# [Alıntılanan Metin]

^^^^^^^^

Sorun sadece bazı adamların şiddeti mi?

Gamze TAŞCIER / CHP Ankara Milletvekili / Parti Meclisi Üyesi

İktidarın her soruna uyguladığı temel bir yaklaşımı var: Sorunların kaynağına değil, sonucuna çözüm üretmek. Kadına yönelik şiddetle mücadelede de tam olarak bu yaklaşımı uyguluyorlar. Bu garip halin nedenine daha sonra geleceğim, ancak öncelikle birkaç örnekle meseleyi somutlaştıralım.

Siz eğer kadınlar şiddete uğruyor diyerek kadınlara “pembe” alanlar yaratmaya çalışıyor, Kalkınma Planlarında ve Yıllık Programlarda hamam mantığıyla ‘kadın üniversiteleri kuracağız’ gibi vaatler sunuyorsanız, yetmiyor, kadınlara özel otobüsler yapalım diyorsanız, sonuca çözüm üretme anlamsızlığına bulanmış, onu üretirken de bizatihi kadına yönelik şiddeti artırıcı bir damarı beslemiş oluyorsunuz. Boşanmak isteyen veya boşanmış kadınlar şiddet görüyor gibi bir sorundan yola çıkarak, aile arabuluculuğu gibi yöntemlerle “o zaman boşanmayı zorlaştıralım”, kadınları birey olarak görmek yerine onları “yalnızca aile içerisinde tanımlayalım” gibi sözde çözümler üretiyorsanız, tam da yukarıda bahsettiğimi yapıyorsunuz demektir. Kadınları öldüren katilleri “idam edelim” gibi önerilerle, sorunun kaynağını görmezden gelip, sonucu üzerinden intikamla vicdan rahatlatma çabasına girişiyorsanız, siz bu sorunu aslında çözmeye çalışmıyorsunuz demektir.

^^^^^^^^

# [Listeleme]
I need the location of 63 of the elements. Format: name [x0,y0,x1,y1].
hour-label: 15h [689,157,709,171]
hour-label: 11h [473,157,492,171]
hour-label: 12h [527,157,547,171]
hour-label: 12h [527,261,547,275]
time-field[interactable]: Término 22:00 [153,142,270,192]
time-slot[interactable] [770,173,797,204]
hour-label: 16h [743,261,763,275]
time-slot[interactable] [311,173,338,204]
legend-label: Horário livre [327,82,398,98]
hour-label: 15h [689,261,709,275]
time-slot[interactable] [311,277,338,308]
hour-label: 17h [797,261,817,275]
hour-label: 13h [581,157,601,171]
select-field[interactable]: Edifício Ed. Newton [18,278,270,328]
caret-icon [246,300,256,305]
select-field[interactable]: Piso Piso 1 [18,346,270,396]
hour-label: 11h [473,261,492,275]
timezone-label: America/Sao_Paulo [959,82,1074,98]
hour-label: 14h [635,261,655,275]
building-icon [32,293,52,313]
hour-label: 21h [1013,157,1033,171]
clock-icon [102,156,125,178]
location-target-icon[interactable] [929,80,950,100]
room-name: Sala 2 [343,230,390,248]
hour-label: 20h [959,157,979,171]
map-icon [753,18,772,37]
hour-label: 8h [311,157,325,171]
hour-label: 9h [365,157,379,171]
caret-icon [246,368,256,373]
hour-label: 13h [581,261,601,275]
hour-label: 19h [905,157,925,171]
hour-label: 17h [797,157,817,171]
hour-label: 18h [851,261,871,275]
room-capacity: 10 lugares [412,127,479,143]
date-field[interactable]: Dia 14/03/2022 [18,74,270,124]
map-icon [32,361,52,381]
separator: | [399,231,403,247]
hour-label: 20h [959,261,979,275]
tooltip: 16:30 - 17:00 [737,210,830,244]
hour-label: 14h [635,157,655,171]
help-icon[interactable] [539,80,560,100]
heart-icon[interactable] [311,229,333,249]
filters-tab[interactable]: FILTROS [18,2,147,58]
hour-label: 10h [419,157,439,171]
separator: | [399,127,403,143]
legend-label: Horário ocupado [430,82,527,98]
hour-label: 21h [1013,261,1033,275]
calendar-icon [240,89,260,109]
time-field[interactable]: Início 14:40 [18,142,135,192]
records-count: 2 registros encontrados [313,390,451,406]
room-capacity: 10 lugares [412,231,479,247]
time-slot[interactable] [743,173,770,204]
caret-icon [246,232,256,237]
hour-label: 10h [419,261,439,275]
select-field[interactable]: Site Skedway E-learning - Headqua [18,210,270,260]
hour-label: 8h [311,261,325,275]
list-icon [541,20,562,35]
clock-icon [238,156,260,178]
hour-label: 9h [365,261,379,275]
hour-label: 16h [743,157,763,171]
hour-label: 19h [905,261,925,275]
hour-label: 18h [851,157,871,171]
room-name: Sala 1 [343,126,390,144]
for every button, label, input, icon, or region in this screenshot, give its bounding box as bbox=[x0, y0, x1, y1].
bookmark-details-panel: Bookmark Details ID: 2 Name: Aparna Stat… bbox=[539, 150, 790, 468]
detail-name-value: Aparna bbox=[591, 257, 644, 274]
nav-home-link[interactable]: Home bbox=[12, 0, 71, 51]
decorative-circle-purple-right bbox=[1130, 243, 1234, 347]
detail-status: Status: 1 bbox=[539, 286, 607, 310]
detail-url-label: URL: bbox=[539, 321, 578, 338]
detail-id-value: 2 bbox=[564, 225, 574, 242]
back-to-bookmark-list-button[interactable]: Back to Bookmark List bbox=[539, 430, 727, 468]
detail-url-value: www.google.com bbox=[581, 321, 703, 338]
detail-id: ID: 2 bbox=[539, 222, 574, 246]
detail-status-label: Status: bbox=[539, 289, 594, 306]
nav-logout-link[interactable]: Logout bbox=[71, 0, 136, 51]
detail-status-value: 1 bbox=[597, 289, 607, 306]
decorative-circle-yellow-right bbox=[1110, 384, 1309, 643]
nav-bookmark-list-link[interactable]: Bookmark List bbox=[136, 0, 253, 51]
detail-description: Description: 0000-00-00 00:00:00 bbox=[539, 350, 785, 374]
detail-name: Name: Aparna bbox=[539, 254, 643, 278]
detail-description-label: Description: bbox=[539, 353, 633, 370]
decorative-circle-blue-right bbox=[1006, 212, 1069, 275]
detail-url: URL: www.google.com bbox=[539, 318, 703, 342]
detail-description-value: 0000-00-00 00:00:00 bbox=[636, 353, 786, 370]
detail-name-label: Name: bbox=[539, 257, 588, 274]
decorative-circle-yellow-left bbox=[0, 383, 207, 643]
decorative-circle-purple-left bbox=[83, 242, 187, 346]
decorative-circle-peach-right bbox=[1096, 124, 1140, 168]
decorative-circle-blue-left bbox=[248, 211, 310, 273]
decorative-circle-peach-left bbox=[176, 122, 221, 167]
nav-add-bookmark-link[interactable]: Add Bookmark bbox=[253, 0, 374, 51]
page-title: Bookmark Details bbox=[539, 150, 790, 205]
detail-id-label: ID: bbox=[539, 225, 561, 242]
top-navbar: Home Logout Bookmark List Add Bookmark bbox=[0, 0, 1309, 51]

^^^^^^^^

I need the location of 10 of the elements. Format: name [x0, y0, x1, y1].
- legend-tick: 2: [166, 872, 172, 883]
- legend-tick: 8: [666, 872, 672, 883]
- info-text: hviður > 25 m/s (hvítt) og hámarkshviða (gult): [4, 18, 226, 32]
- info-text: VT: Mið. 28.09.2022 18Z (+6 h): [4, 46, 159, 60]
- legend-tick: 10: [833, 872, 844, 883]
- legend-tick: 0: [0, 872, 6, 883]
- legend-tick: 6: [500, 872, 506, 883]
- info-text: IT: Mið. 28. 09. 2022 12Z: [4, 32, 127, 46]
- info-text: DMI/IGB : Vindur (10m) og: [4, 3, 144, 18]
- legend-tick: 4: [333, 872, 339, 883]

^^^^^^^^

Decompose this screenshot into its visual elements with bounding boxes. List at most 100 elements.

^^^^^^^^

# [Verilen Görev]
Kadına yönelik şiddetle mücadeleyi ele alan yazıyı kaldığı yerden sürdürün. Satırların bu işle hiçbir ilgisi yoktur.

# [Alıştırma Yanıtı]
Daha sayısız örnek var iktidarın meşguliyetine ilişkin, ancak bu kadar yeterli. Sorun belli, belli olmasına da üretilen ‘çözümler’ dönüp dolaşıp sorunu besliyor. Zaten AKP iktidarının sorunun kaynağıyla ilgili de bir kavrama sıkıntısı olduğunu görüyoruz. Sorunun temeli, kadınların şiddet görüyor olması değil; kadınların ikinci sınıf insan görülmesi, kadın erkek eşitliğine inanılmaması, erkeklerin kadınlar üzerinde hak sahibi olduğu düşüncesinin varlığı, toplumsal cinsiyet eşitliğinin sağlanmamış olmasıdır. Kadına yönelik şiddet, bu kaynak sorunlardan türeyen bir çıktıdır. Bunu kavrayamayan bir iktidarın, daha da vahimi, bu kaynağı yapıp ettikleriyle ve söylemleriyle devamlı besleyen bir iktidarın sorunu gerçekten çözebilme yetisi olabilir mi?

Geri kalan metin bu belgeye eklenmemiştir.